> **RECORDS**:
»»
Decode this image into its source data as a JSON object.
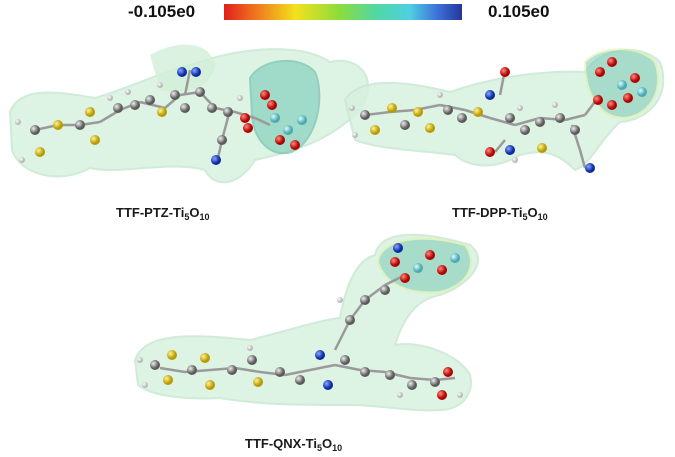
{
  "scale": {
    "min_label": "-0.105e0",
    "max_label": "0.105e0"
  },
  "molecules": [
    {
      "name": "TTF-PTZ-Ti",
      "sub1": "5",
      "mid": "O",
      "sub2": "10"
    },
    {
      "name": "TTF-DPP-Ti",
      "sub1": "5",
      "mid": "O",
      "sub2": "10"
    },
    {
      "name": "TTF-QNX-Ti",
      "sub1": "5",
      "mid": "O",
      "sub2": "10"
    }
  ]
}
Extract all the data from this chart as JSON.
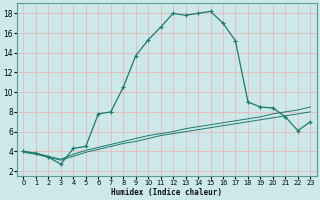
{
  "xlabel": "Humidex (Indice chaleur)",
  "background_color": "#cde8e8",
  "line_color": "#1a7a6e",
  "grid_color": "#e8b8b8",
  "xlim": [
    -0.5,
    23.5
  ],
  "ylim": [
    1.5,
    19
  ],
  "xticks": [
    0,
    1,
    2,
    3,
    4,
    5,
    6,
    7,
    8,
    9,
    10,
    11,
    12,
    13,
    14,
    15,
    16,
    17,
    18,
    19,
    20,
    21,
    22,
    23
  ],
  "yticks": [
    2,
    4,
    6,
    8,
    10,
    12,
    14,
    16,
    18
  ],
  "curve1_x": [
    0,
    1,
    2,
    3,
    4,
    5,
    6,
    7,
    8,
    9,
    10,
    11,
    12,
    13,
    14,
    15,
    16,
    17,
    18,
    19,
    20,
    21,
    22,
    23
  ],
  "curve1_y": [
    4.0,
    3.8,
    3.4,
    2.7,
    4.3,
    4.5,
    7.8,
    8.0,
    10.5,
    13.7,
    15.3,
    16.6,
    18.0,
    17.8,
    18.0,
    18.2,
    17.0,
    15.2,
    9.0,
    8.5,
    8.4,
    7.5,
    6.1,
    7.0
  ],
  "curve2_x": [
    0,
    1,
    2,
    3,
    4,
    5,
    6,
    7,
    8,
    9,
    10,
    11,
    12,
    13,
    14,
    15,
    16,
    17,
    18,
    19,
    20,
    21,
    22,
    23
  ],
  "curve2_y": [
    3.9,
    3.7,
    3.4,
    3.1,
    3.5,
    3.9,
    4.2,
    4.5,
    4.8,
    5.0,
    5.3,
    5.6,
    5.8,
    6.0,
    6.2,
    6.4,
    6.6,
    6.8,
    7.0,
    7.2,
    7.4,
    7.6,
    7.8,
    8.0
  ],
  "curve3_x": [
    0,
    1,
    2,
    3,
    4,
    5,
    6,
    7,
    8,
    9,
    10,
    11,
    12,
    13,
    14,
    15,
    16,
    17,
    18,
    19,
    20,
    21,
    22,
    23
  ],
  "curve3_y": [
    4.0,
    3.8,
    3.5,
    3.2,
    3.7,
    4.1,
    4.4,
    4.7,
    5.0,
    5.3,
    5.6,
    5.8,
    6.0,
    6.3,
    6.5,
    6.7,
    6.9,
    7.1,
    7.3,
    7.5,
    7.8,
    8.0,
    8.2,
    8.5
  ]
}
««
> **WHAT YOU HAVE TO DO**:
Exclude all images and restate the records above word for word.

> **CORRECT RESPONSE**:
Decode this image into its source data as a JSON object.
{
  "scale": {
    "min_label": "-0.105e0",
    "max_label": "0.105e0"
  },
  "molecules": [
    {
      "name": "TTF-PTZ-Ti",
      "sub1": "5",
      "mid": "O",
      "sub2": "10"
    },
    {
      "name": "TTF-DPP-Ti",
      "sub1": "5",
      "mid": "O",
      "sub2": "10"
    },
    {
      "name": "TTF-QNX-Ti",
      "sub1": "5",
      "mid": "O",
      "sub2": "10"
    }
  ]
}
Extract all the data from this chart as JSON.
{
  "xlabel": "Humidex (Indice chaleur)",
  "background_color": "#cde8e8",
  "line_color": "#1a7a6e",
  "grid_color": "#e8b8b8",
  "xlim": [
    -0.5,
    23.5
  ],
  "ylim": [
    1.5,
    19
  ],
  "xticks": [
    0,
    1,
    2,
    3,
    4,
    5,
    6,
    7,
    8,
    9,
    10,
    11,
    12,
    13,
    14,
    15,
    16,
    17,
    18,
    19,
    20,
    21,
    22,
    23
  ],
  "yticks": [
    2,
    4,
    6,
    8,
    10,
    12,
    14,
    16,
    18
  ],
  "curve1_x": [
    0,
    1,
    2,
    3,
    4,
    5,
    6,
    7,
    8,
    9,
    10,
    11,
    12,
    13,
    14,
    15,
    16,
    17,
    18,
    19,
    20,
    21,
    22,
    23
  ],
  "curve1_y": [
    4.0,
    3.8,
    3.4,
    2.7,
    4.3,
    4.5,
    7.8,
    8.0,
    10.5,
    13.7,
    15.3,
    16.6,
    18.0,
    17.8,
    18.0,
    18.2,
    17.0,
    15.2,
    9.0,
    8.5,
    8.4,
    7.5,
    6.1,
    7.0
  ],
  "curve2_x": [
    0,
    1,
    2,
    3,
    4,
    5,
    6,
    7,
    8,
    9,
    10,
    11,
    12,
    13,
    14,
    15,
    16,
    17,
    18,
    19,
    20,
    21,
    22,
    23
  ],
  "curve2_y": [
    3.9,
    3.7,
    3.4,
    3.1,
    3.5,
    3.9,
    4.2,
    4.5,
    4.8,
    5.0,
    5.3,
    5.6,
    5.8,
    6.0,
    6.2,
    6.4,
    6.6,
    6.8,
    7.0,
    7.2,
    7.4,
    7.6,
    7.8,
    8.0
  ],
  "curve3_x": [
    0,
    1,
    2,
    3,
    4,
    5,
    6,
    7,
    8,
    9,
    10,
    11,
    12,
    13,
    14,
    15,
    16,
    17,
    18,
    19,
    20,
    21,
    22,
    23
  ],
  "curve3_y": [
    4.0,
    3.8,
    3.5,
    3.2,
    3.7,
    4.1,
    4.4,
    4.7,
    5.0,
    5.3,
    5.6,
    5.8,
    6.0,
    6.3,
    6.5,
    6.7,
    6.9,
    7.1,
    7.3,
    7.5,
    7.8,
    8.0,
    8.2,
    8.5
  ]
}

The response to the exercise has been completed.